Check each line of the listing for the string "Comisión", then state how many lines have it. Only the number is wanted.
>>>>
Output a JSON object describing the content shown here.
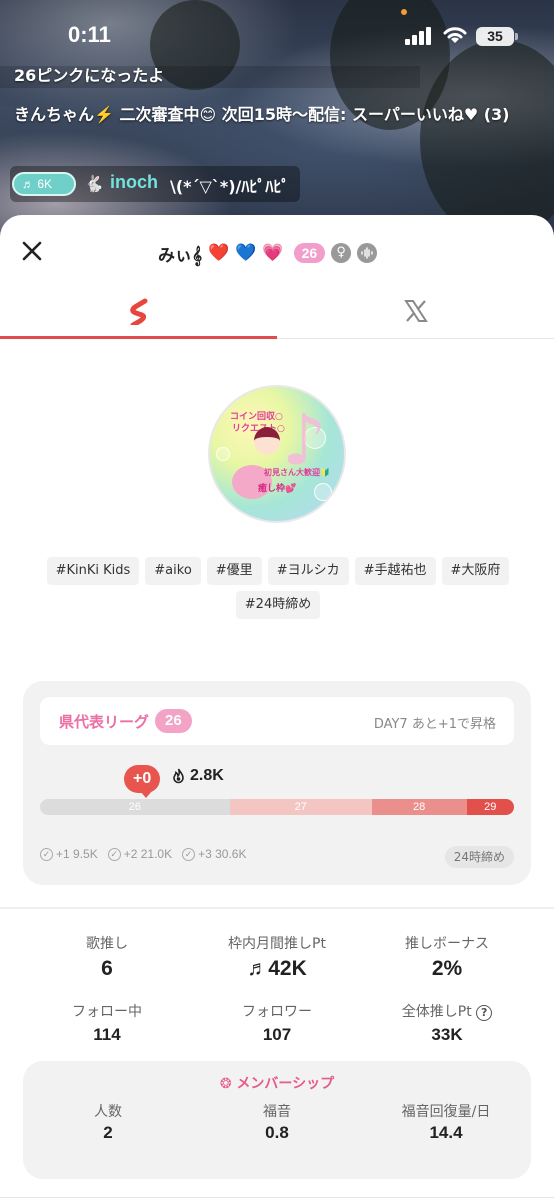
{
  "status_bar": {
    "time": "0:11",
    "battery": "35"
  },
  "stream": {
    "comment_1": "26ピンクになったよ",
    "comment_2": "きんちゃん⚡️ 二次審査中😊 次回15時〜配信: スーパーいいね♥ (3)",
    "comment_3_badge": "6K",
    "comment_3_name": "inoch",
    "comment_3_text": "\\(*´▽`*)/ﾊﾋﾟﾊﾋﾟ"
  },
  "sheet": {
    "title_name": "みぃ𝄞",
    "hearts": [
      "❤️",
      "💙",
      "💗"
    ],
    "level": "26"
  },
  "tabs": [
    {
      "name": "s",
      "icon": "app-s-logo-icon",
      "active": true
    },
    {
      "name": "x",
      "icon": "x-logo-icon",
      "active": false
    }
  ],
  "avatar": {
    "text_1": "コイン回収○",
    "text_2": "リクエスト○",
    "text_3": "初見さん大歓迎🔰",
    "text_4": "癒し枠💕"
  },
  "tags": [
    "#KinKi Kids",
    "#aiko",
    "#優里",
    "#ヨルシカ",
    "#手越祐也",
    "#大阪府",
    "#24時締め"
  ],
  "league": {
    "name": "県代表リーグ",
    "level": "26",
    "day_info": "DAY7 あと+1で昇格",
    "plus": "+0",
    "points": "2.8K",
    "segments": [
      {
        "label": "26",
        "color": "#dcdcdc",
        "fraction": 0.4
      },
      {
        "label": "27",
        "color": "#f3c6c4",
        "fraction": 0.3
      },
      {
        "label": "28",
        "color": "#ea8f8c",
        "fraction": 0.2
      },
      {
        "label": "29",
        "color": "#e2504c",
        "fraction": 0.1
      }
    ],
    "milestones": [
      "+1 9.5K",
      "+2 21.0K",
      "+3 30.6K"
    ],
    "deadline": "24時締め"
  },
  "stats": {
    "songs_label": "歌推し",
    "songs_value": "6",
    "monthly_label": "枠内月間推しPt",
    "monthly_value": "42K",
    "bonus_label": "推しボーナス",
    "bonus_value": "2%",
    "following_label": "フォロー中",
    "following_value": "114",
    "followers_label": "フォロワー",
    "followers_value": "107",
    "total_label": "全体推しPt",
    "total_value": "33K"
  },
  "membership": {
    "title": "メンバーシップ",
    "members_label": "人数",
    "members_value": "2",
    "fukuon_label": "福音",
    "fukuon_value": "0.8",
    "recovery_label": "福音回復量/日",
    "recovery_value": "14.4"
  }
}
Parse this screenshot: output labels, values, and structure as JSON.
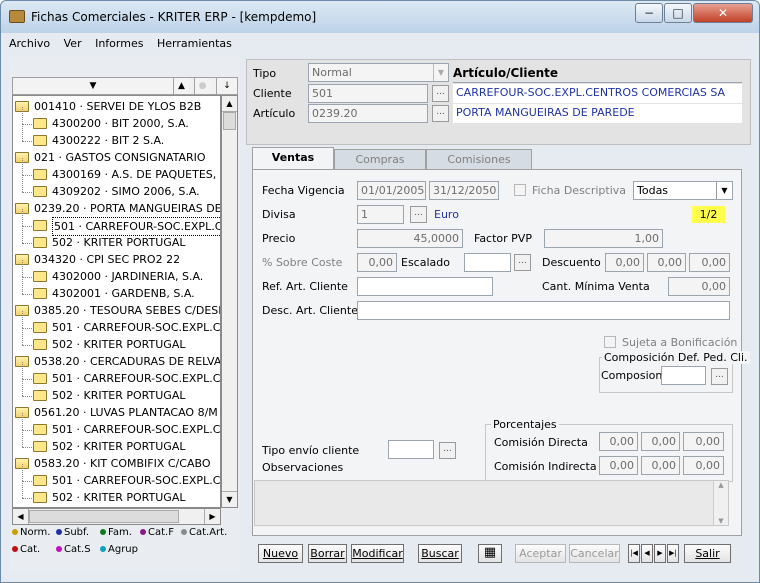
{
  "window": {
    "title": "Fichas Comerciales - KRITER ERP - [kempdemo]",
    "min_glyph": "−",
    "max_glyph": "□",
    "close_glyph": "✕"
  },
  "menu": [
    "Archivo",
    "Ver",
    "Informes",
    "Herramientas"
  ],
  "header_btns": {
    "down": "▼",
    "up": "▲",
    "circle": "●",
    "sort": "↓"
  },
  "tree": [
    {
      "level": 0,
      "label": "001410 · SERVEI DE YLOS B2B"
    },
    {
      "level": 1,
      "label": "4300200 · BIT 2000, S.A."
    },
    {
      "level": 1,
      "label": "4300222 · BIT 2 S.A."
    },
    {
      "level": 0,
      "label": "021 · GASTOS CONSIGNATARIO"
    },
    {
      "level": 1,
      "label": "4300169 · A.S. DE PAQUETES, S"
    },
    {
      "level": 1,
      "label": "4309202 · SIMO 2006, S.A."
    },
    {
      "level": 0,
      "label": "0239.20 · PORTA MANGUEIRAS DE"
    },
    {
      "level": 1,
      "label": "501 · CARREFOUR-SOC.EXPL.C",
      "selected": true
    },
    {
      "level": 1,
      "label": "502 · KRITER PORTUGAL"
    },
    {
      "level": 0,
      "label": "034320 · CPI SEC PRO2 22"
    },
    {
      "level": 1,
      "label": "4302000 · JARDINERIA, S.A."
    },
    {
      "level": 1,
      "label": "4302001 · GARDENB, S.A."
    },
    {
      "level": 0,
      "label": "0385.20 · TESOURA SEBES C/DESM"
    },
    {
      "level": 1,
      "label": "501 · CARREFOUR-SOC.EXPL.C"
    },
    {
      "level": 1,
      "label": "502 · KRITER PORTUGAL"
    },
    {
      "level": 0,
      "label": "0538.20 · CERCADURAS DE RELVA"
    },
    {
      "level": 1,
      "label": "501 · CARREFOUR-SOC.EXPL.C"
    },
    {
      "level": 1,
      "label": "502 · KRITER PORTUGAL"
    },
    {
      "level": 0,
      "label": "0561.20 · LUVAS PLANTACAO 8/M"
    },
    {
      "level": 1,
      "label": "501 · CARREFOUR-SOC.EXPL.C"
    },
    {
      "level": 1,
      "label": "502 · KRITER PORTUGAL"
    },
    {
      "level": 0,
      "label": "0583.20 · KIT COMBIFIX C/CABO"
    },
    {
      "level": 1,
      "label": "501 · CARREFOUR-SOC.EXPL.C"
    },
    {
      "level": 1,
      "label": "502 · KRITER PORTUGAL"
    }
  ],
  "legend": [
    {
      "label": "Norm.",
      "color": "#c8a000"
    },
    {
      "label": "Subf.",
      "color": "#1f2fa8"
    },
    {
      "label": "Fam.",
      "color": "#0f7a1a"
    },
    {
      "label": "Cat.F",
      "color": "#8a1a8a"
    },
    {
      "label": "Cat.Art.",
      "color": "#8a8a8a"
    },
    {
      "label": "Cat.",
      "color": "#c01010"
    },
    {
      "label": "Cat.S",
      "color": "#c010c0"
    },
    {
      "label": "Agrup",
      "color": "#10a0c0"
    }
  ],
  "form": {
    "tipo_label": "Tipo",
    "tipo_value": "Normal",
    "articulo_cliente": "Artículo/Cliente",
    "cliente_label": "Cliente",
    "cliente_code": "501",
    "cliente_name": "CARREFOUR-SOC.EXPL.CENTROS COMERCIAS SA",
    "articulo_label": "Artículo",
    "articulo_code": "0239.20",
    "articulo_name": "PORTA MANGUEIRAS DE PAREDE",
    "ellipsis": "..."
  },
  "tabs": [
    "Ventas",
    "Compras",
    "Comisiones"
  ],
  "ventas": {
    "fecha_vigencia_label": "Fecha Vigencia",
    "fecha_desde": "01/01/2005",
    "fecha_hasta": "31/12/2050",
    "ficha_descriptiva_label": "Ficha Descriptiva",
    "select_value": "Todas",
    "divisa_label": "Divisa",
    "divisa_code": "1",
    "divisa_name": "Euro",
    "page_indicator": "1/2",
    "precio_label": "Precio",
    "precio_value": "45,0000",
    "factor_pvp_label": "Factor PVP",
    "factor_pvp_value": "1,00",
    "sobre_coste_label": "% Sobre Coste",
    "sobre_coste_value": "0,00",
    "escalado_label": "Escalado",
    "descuento_label": "Descuento",
    "descuento_values": [
      "0,00",
      "0,00",
      "0,00"
    ],
    "ref_art_cliente_label": "Ref. Art. Cliente",
    "cant_minima_label": "Cant. Mínima Venta",
    "cant_minima_value": "0,00",
    "desc_art_cliente_label": "Desc. Art. Cliente",
    "sujeta_bonificacion_label": "Sujeta a Bonificación",
    "composicion_title": "Composición Def. Ped. Cli.",
    "composicion_label": "Composion",
    "tipo_envio_label": "Tipo envío cliente",
    "observaciones_label": "Observaciones",
    "porcentajes_title": "Porcentajes",
    "comision_directa_label": "Comisión Directa",
    "comision_directa_values": [
      "0,00",
      "0,00",
      "0,00"
    ],
    "comision_indirecta_label": "Comisión Indirecta",
    "comision_indirecta_values": [
      "0,00",
      "0,00",
      "0,00"
    ]
  },
  "buttons": {
    "nuevo": "Nuevo",
    "borrar": "Borrar",
    "modificar": "Modificar",
    "buscar": "Buscar",
    "aceptar": "Aceptar",
    "cancelar": "Cancelar",
    "salir": "Salir"
  },
  "nav": [
    "|◀",
    "◀",
    "▶",
    "▶|"
  ]
}
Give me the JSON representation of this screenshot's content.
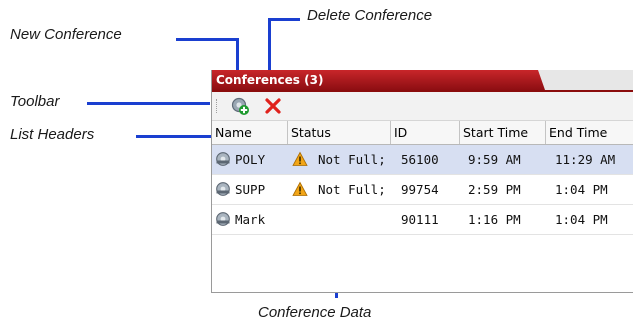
<<<<
(Output of the exercise): 2